→ Recorded information:
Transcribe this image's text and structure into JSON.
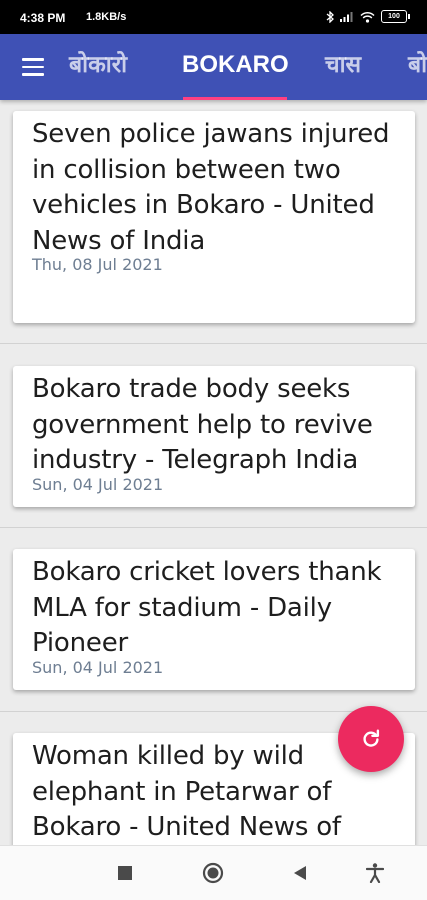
{
  "status_bar": {
    "time": "4:38 PM",
    "network_speed": "1.8KB/s",
    "battery": "100",
    "icons": [
      "bluetooth-icon",
      "signal-icon",
      "wifi-icon",
      "battery-icon"
    ]
  },
  "app_bar": {
    "menu_icon": "hamburger-menu-icon",
    "color": "#3f51b5",
    "indicator_color": "#ff4081",
    "tabs": [
      {
        "label": "बोकारो",
        "active": false
      },
      {
        "label": "BOKARO",
        "active": true
      },
      {
        "label": "चास",
        "active": false
      },
      {
        "label": "बो",
        "active": false
      }
    ]
  },
  "articles": [
    {
      "headline": "Seven police jawans injured in collision between two vehicles in Bokaro - United News of India",
      "date": "Thu, 08 Jul 2021"
    },
    {
      "headline": "Bokaro trade body seeks government help to revive industry - Telegraph India",
      "date": "Sun, 04 Jul 2021"
    },
    {
      "headline": "Bokaro cricket lovers thank MLA for stadium - Daily Pioneer",
      "date": "Sun, 04 Jul 2021"
    },
    {
      "headline": "Woman killed by wild elephant in Petarwar of Bokaro - United News of",
      "date": ""
    }
  ],
  "fab": {
    "icon": "refresh-icon",
    "color": "#ec2a5f"
  },
  "nav_bar": {
    "buttons": [
      "recents-square-icon",
      "home-circle-icon",
      "back-triangle-icon",
      "accessibility-icon"
    ]
  }
}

→ What you should do:
Within the listing, how many lines hold the word "label"? Only the number is to be given.

→ Problem solution:
4